# [Exercise brief]
Pictures aside, quote the whole listing exactly.

Records from a collection of figures

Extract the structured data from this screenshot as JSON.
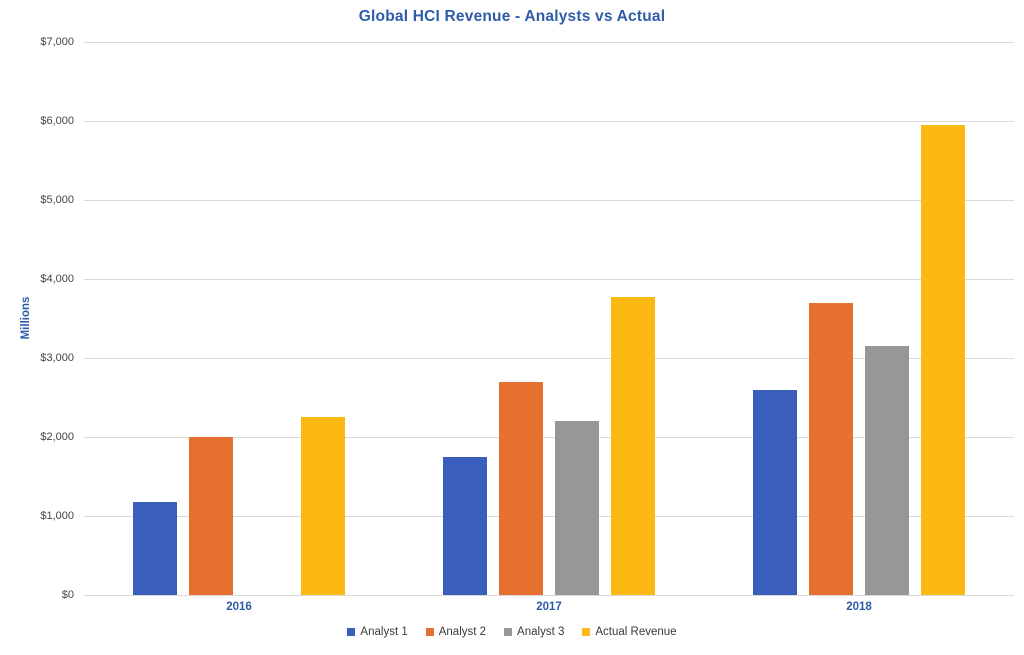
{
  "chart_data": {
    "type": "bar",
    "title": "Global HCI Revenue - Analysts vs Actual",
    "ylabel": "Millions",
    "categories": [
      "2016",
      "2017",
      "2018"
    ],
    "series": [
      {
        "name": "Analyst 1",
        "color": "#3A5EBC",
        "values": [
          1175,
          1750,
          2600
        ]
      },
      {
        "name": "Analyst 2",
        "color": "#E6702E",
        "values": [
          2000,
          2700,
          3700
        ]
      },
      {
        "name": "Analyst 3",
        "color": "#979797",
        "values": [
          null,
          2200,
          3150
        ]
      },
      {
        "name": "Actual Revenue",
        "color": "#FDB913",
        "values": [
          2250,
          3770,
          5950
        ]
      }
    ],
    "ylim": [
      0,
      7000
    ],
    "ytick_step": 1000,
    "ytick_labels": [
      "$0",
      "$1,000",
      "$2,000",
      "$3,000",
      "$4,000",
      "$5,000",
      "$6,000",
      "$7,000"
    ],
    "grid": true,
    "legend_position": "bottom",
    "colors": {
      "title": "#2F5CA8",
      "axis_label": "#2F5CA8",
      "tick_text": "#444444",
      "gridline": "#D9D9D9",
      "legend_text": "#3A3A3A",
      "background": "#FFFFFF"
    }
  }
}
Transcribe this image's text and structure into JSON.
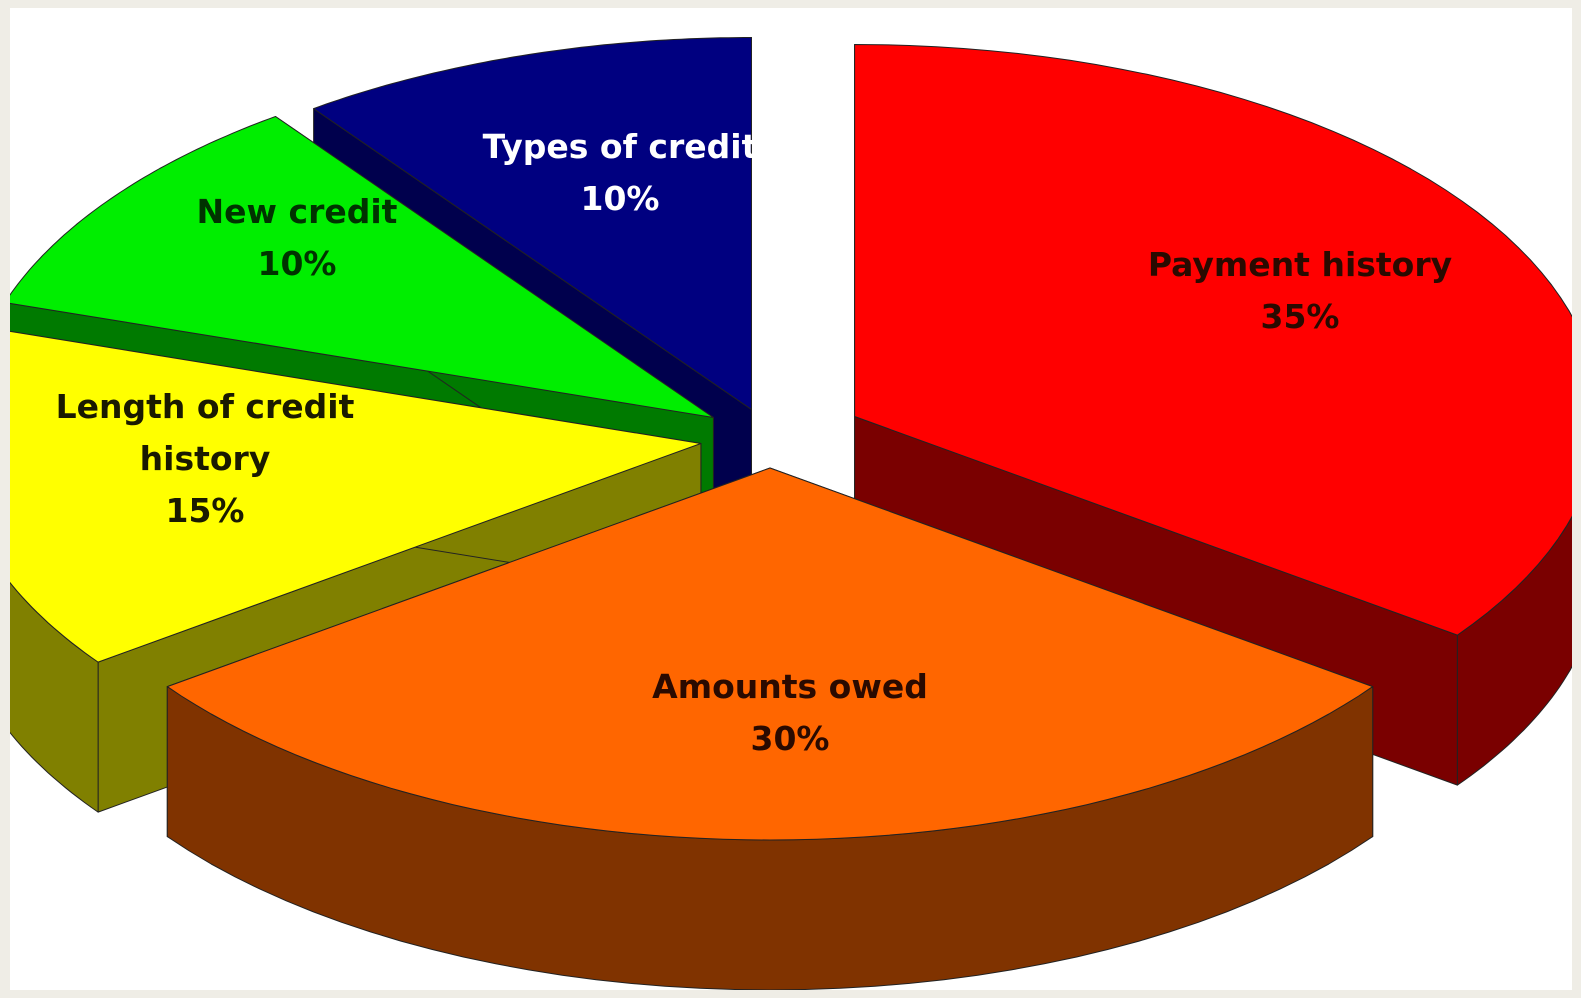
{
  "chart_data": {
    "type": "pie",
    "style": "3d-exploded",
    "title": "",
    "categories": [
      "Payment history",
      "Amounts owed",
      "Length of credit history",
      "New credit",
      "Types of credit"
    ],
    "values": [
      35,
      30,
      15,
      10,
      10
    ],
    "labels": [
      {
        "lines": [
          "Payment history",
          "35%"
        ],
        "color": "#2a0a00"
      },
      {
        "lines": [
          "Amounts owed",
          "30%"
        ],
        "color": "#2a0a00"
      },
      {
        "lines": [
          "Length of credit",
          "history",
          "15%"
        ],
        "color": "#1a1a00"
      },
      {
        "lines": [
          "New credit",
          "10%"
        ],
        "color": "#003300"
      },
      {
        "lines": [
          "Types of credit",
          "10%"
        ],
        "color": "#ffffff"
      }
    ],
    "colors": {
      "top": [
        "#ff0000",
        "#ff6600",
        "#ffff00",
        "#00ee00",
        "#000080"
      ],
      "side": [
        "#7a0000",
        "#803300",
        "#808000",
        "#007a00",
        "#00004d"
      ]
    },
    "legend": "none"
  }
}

# [Reply to the task]
Extract the structured data from this screenshot as JSON.
{
  "chart_data": {
    "type": "bar",
    "title": "Global HCI Revenue - Analysts vs Actual",
    "ylabel": "Millions",
    "categories": [
      "2016",
      "2017",
      "2018"
    ],
    "series": [
      {
        "name": "Analyst 1",
        "color": "#3A5EBC",
        "values": [
          1175,
          1750,
          2600
        ]
      },
      {
        "name": "Analyst 2",
        "color": "#E6702E",
        "values": [
          2000,
          2700,
          3700
        ]
      },
      {
        "name": "Analyst 3",
        "color": "#979797",
        "values": [
          null,
          2200,
          3150
        ]
      },
      {
        "name": "Actual Revenue",
        "color": "#FDB913",
        "values": [
          2250,
          3770,
          5950
        ]
      }
    ],
    "ylim": [
      0,
      7000
    ],
    "ytick_step": 1000,
    "ytick_labels": [
      "$0",
      "$1,000",
      "$2,000",
      "$3,000",
      "$4,000",
      "$5,000",
      "$6,000",
      "$7,000"
    ],
    "grid": true,
    "legend_position": "bottom",
    "colors": {
      "title": "#2F5CA8",
      "axis_label": "#2F5CA8",
      "tick_text": "#444444",
      "gridline": "#D9D9D9",
      "legend_text": "#3A3A3A",
      "background": "#FFFFFF"
    }
  }
}
Transcribe this image's text and structure into JSON.
{
  "chart_data": {
    "type": "pie",
    "style": "3d-exploded",
    "title": "",
    "categories": [
      "Payment history",
      "Amounts owed",
      "Length of credit history",
      "New credit",
      "Types of credit"
    ],
    "values": [
      35,
      30,
      15,
      10,
      10
    ],
    "labels": [
      {
        "lines": [
          "Payment history",
          "35%"
        ],
        "color": "#2a0a00"
      },
      {
        "lines": [
          "Amounts owed",
          "30%"
        ],
        "color": "#2a0a00"
      },
      {
        "lines": [
          "Length of credit",
          "history",
          "15%"
        ],
        "color": "#1a1a00"
      },
      {
        "lines": [
          "New credit",
          "10%"
        ],
        "color": "#003300"
      },
      {
        "lines": [
          "Types of credit",
          "10%"
        ],
        "color": "#ffffff"
      }
    ],
    "colors": {
      "top": [
        "#ff0000",
        "#ff6600",
        "#ffff00",
        "#00ee00",
        "#000080"
      ],
      "side": [
        "#7a0000",
        "#803300",
        "#808000",
        "#007a00",
        "#00004d"
      ]
    },
    "legend": "none"
  }
}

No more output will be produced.